Pull out, word for word, the entries starting at the line that contains "Patent image size: (714, 379)." and ending at the line that contains "The movement mechanism 238 is at (412, 103).", including both, and nothing else.

— start —

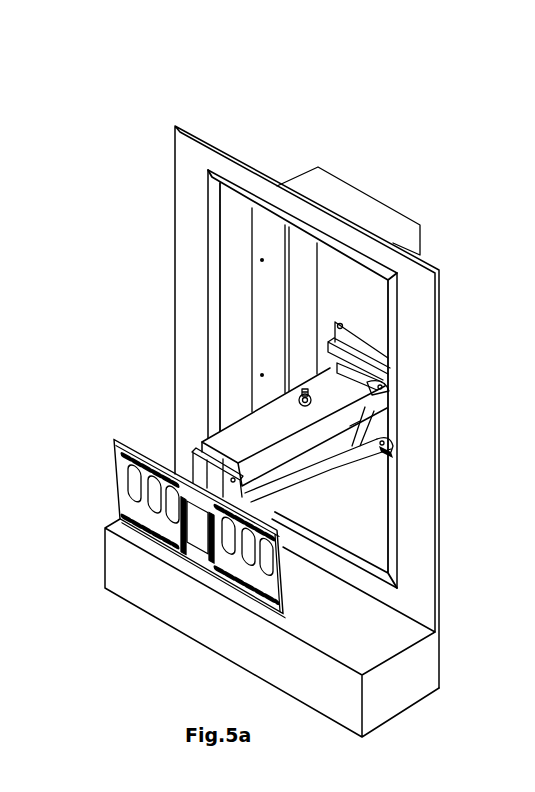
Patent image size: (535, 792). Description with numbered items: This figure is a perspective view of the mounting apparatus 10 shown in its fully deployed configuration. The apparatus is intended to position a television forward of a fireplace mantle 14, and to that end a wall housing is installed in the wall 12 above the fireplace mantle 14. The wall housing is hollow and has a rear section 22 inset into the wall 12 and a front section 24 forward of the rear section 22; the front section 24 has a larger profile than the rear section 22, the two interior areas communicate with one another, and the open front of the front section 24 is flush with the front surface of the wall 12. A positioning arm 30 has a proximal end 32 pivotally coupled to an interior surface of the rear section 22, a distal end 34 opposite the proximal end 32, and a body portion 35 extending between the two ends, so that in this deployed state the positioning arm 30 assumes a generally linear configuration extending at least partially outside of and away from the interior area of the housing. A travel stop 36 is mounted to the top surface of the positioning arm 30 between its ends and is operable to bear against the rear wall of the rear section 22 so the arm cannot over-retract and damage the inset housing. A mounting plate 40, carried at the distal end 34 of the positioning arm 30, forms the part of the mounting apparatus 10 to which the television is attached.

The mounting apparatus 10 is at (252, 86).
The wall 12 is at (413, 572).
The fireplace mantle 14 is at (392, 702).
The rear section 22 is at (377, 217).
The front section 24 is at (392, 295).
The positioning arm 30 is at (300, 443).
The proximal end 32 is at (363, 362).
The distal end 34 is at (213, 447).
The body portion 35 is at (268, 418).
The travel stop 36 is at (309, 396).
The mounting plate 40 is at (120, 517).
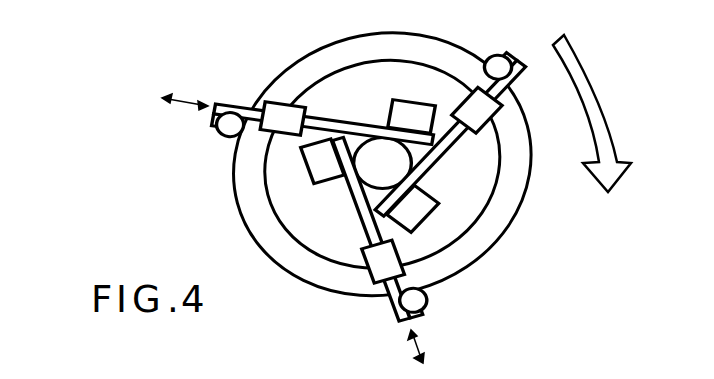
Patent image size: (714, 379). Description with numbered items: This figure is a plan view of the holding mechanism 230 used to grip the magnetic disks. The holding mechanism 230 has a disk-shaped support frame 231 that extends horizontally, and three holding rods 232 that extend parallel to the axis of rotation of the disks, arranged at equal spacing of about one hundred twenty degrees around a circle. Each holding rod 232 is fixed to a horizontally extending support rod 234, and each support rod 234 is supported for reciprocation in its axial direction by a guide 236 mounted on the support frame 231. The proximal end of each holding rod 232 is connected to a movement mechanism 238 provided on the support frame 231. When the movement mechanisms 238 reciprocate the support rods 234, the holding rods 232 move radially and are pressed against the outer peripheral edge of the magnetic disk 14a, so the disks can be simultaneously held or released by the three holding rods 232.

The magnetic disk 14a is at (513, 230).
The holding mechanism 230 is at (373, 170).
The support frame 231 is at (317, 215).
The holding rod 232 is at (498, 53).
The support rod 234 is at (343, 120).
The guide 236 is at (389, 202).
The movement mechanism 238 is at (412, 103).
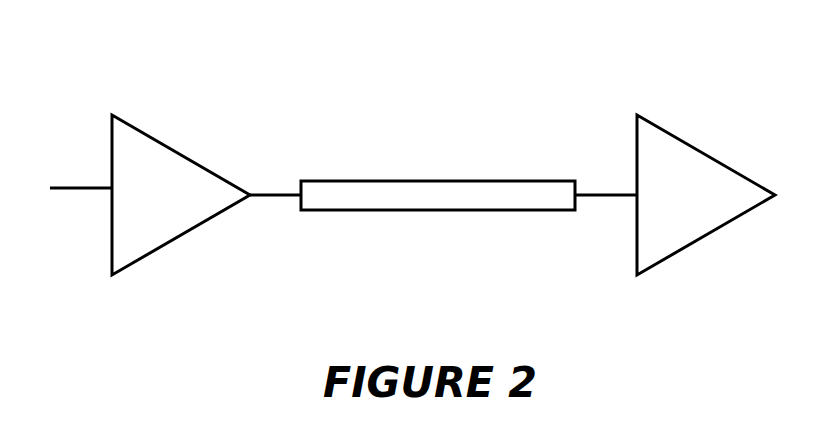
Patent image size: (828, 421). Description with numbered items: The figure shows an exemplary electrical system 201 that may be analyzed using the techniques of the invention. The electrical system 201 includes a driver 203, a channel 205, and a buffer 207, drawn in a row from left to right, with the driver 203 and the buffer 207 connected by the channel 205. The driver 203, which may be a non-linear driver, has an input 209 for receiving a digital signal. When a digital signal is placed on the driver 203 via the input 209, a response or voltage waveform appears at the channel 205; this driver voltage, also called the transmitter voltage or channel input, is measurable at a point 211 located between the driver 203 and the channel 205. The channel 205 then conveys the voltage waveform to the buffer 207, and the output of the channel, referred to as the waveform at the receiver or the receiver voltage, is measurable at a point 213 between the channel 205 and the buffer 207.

— end —
— start —

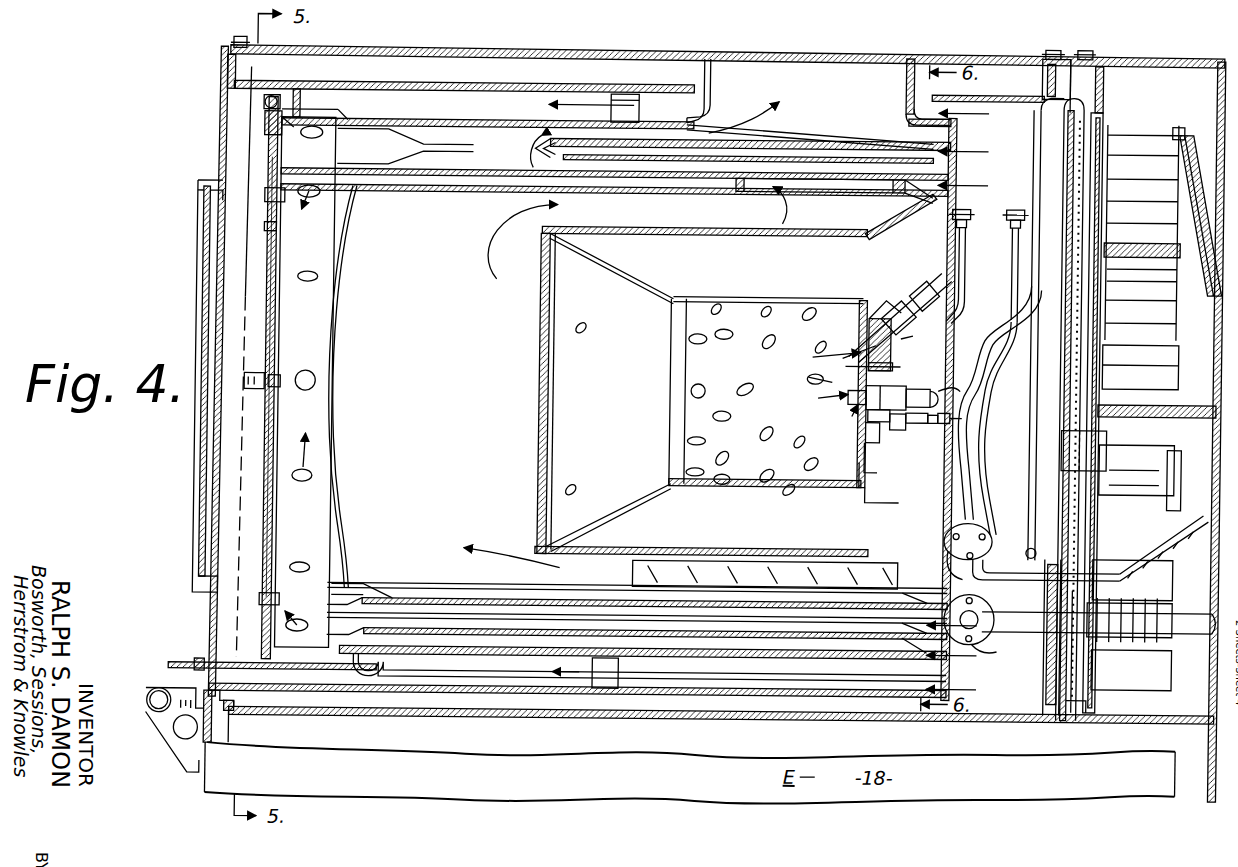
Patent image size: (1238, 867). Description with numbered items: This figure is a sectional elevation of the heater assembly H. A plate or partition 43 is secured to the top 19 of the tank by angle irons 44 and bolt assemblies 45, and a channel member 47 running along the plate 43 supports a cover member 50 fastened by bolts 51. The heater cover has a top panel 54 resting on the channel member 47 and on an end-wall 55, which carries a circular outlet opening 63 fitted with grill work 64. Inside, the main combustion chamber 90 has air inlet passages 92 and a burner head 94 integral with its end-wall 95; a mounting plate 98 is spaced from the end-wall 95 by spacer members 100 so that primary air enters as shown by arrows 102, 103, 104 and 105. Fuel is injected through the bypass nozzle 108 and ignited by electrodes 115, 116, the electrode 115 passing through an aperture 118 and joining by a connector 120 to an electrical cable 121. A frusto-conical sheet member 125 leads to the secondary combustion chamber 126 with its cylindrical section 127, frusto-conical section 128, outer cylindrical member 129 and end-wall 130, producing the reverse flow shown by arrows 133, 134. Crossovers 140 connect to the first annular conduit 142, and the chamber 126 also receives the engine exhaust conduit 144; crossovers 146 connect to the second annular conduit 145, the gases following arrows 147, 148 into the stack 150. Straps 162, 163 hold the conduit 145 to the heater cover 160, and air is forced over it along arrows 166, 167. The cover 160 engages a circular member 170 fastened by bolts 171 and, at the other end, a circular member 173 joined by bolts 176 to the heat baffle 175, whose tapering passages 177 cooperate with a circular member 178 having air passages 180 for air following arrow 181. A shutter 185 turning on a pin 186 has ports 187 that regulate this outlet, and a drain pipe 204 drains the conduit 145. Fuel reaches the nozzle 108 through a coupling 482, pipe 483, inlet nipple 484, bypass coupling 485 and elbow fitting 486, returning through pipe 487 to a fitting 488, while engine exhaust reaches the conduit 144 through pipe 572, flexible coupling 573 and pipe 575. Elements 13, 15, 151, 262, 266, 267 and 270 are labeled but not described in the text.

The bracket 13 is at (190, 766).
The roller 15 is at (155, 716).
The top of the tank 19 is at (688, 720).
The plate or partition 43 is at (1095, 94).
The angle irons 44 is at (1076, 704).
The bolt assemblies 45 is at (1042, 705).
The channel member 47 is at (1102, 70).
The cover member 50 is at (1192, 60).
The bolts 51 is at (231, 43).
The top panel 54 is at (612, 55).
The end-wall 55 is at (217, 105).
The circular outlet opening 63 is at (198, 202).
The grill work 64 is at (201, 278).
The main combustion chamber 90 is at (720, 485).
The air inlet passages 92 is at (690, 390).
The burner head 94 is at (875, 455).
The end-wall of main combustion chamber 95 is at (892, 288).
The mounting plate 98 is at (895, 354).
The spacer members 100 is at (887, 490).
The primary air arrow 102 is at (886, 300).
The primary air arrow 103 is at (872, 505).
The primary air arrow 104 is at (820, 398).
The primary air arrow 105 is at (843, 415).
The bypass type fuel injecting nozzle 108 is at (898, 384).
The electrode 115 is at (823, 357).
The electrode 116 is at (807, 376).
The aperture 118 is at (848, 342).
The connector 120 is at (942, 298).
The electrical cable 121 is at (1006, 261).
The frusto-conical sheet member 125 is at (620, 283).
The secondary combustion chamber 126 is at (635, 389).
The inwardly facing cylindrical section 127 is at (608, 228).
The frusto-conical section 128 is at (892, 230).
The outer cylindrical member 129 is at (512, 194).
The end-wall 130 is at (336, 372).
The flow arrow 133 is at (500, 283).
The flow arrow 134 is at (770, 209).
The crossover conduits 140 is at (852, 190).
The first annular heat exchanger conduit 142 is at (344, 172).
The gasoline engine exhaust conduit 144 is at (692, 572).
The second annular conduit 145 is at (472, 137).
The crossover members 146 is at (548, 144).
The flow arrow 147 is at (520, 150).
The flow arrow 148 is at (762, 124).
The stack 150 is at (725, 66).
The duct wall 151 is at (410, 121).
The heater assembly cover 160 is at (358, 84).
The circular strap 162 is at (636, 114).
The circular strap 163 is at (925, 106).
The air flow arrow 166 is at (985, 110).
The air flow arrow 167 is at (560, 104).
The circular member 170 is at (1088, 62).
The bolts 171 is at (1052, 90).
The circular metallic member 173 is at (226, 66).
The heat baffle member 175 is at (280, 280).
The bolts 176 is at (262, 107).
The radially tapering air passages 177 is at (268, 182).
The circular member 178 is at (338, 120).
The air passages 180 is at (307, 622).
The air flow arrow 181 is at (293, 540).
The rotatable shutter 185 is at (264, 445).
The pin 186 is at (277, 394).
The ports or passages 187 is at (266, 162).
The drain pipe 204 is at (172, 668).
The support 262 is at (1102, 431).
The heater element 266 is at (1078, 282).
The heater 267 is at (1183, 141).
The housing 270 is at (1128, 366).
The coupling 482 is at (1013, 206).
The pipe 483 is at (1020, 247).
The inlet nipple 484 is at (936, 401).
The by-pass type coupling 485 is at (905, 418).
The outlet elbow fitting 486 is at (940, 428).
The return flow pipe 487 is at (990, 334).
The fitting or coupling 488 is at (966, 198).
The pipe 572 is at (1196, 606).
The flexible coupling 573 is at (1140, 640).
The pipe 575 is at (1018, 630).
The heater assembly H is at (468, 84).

— end —

§ **Full solution**
Patent image size: (714, 379). Description with numbered items: This figure is a plan view of the holding mechanism 230 used to grip the magnetic disks. The holding mechanism 230 has a disk-shaped support frame 231 that extends horizontally, and three holding rods 232 that extend parallel to the axis of rotation of the disks, arranged at equal spacing of about one hundred twenty degrees around a circle. Each holding rod 232 is fixed to a horizontally extending support rod 234, and each support rod 234 is supported for reciprocation in its axial direction by a guide 236 mounted on the support frame 231. The proximal end of each holding rod 232 is connected to a movement mechanism 238 provided on the support frame 231. When the movement mechanisms 238 reciprocate the support rods 234, the holding rods 232 move radially and are pressed against the outer peripheral edge of the magnetic disk 14a, so the disks can be simultaneously held or released by the three holding rods 232.

The magnetic disk 14a is at (513, 230).
The holding mechanism 230 is at (373, 170).
The support frame 231 is at (317, 215).
The holding rod 232 is at (498, 53).
The support rod 234 is at (343, 120).
The guide 236 is at (389, 202).
The movement mechanism 238 is at (412, 103).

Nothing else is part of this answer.